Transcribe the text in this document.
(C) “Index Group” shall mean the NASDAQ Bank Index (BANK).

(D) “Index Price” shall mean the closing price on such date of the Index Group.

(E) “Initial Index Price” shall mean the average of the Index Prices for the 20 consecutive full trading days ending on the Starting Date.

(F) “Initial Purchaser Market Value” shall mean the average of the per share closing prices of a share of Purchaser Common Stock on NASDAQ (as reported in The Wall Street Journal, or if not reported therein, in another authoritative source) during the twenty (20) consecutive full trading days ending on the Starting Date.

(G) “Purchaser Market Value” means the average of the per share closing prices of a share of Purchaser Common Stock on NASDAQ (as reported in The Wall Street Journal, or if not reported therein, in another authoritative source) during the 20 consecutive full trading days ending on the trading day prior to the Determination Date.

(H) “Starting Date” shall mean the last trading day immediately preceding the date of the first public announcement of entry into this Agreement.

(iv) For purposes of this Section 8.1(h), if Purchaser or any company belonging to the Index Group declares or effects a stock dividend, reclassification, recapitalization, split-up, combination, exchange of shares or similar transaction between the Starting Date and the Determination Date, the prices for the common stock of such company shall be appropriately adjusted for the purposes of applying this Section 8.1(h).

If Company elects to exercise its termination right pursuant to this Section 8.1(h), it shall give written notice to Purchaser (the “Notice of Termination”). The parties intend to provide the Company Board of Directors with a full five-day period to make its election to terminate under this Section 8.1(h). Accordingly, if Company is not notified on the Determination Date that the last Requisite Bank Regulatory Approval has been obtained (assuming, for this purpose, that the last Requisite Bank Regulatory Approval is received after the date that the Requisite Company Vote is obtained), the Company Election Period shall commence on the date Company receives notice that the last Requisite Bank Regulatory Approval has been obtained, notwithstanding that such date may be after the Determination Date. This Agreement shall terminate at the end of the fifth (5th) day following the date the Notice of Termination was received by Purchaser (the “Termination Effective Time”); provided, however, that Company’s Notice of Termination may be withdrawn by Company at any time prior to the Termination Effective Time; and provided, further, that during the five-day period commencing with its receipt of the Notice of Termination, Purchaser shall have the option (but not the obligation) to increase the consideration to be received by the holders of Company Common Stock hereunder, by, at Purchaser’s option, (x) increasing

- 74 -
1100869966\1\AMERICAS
----
→ SET PROBLEM
Where a line of the material above holds the string "Street", copy that line.

→ SOLUTION TO THE PROBLEM
(F) “Initial Purchaser Market Value” shall mean the average of the per share closing prices of a share of Purchaser Common Stock on NASDAQ (as reported in The Wall Street Journal, or if not reported therein, in another authoritative source) during the twenty (20) consecutive full trading days ending on the Starting Date.
(G) “Purchaser Market Value” means the average of the per share closing prices of a share of Purchaser Common Stock on NASDAQ (as reported in The Wall Street Journal, or if not reported therein, in another authoritative source) during the 20 consecutive full trading days ending on the trading day prior to the Determination Date.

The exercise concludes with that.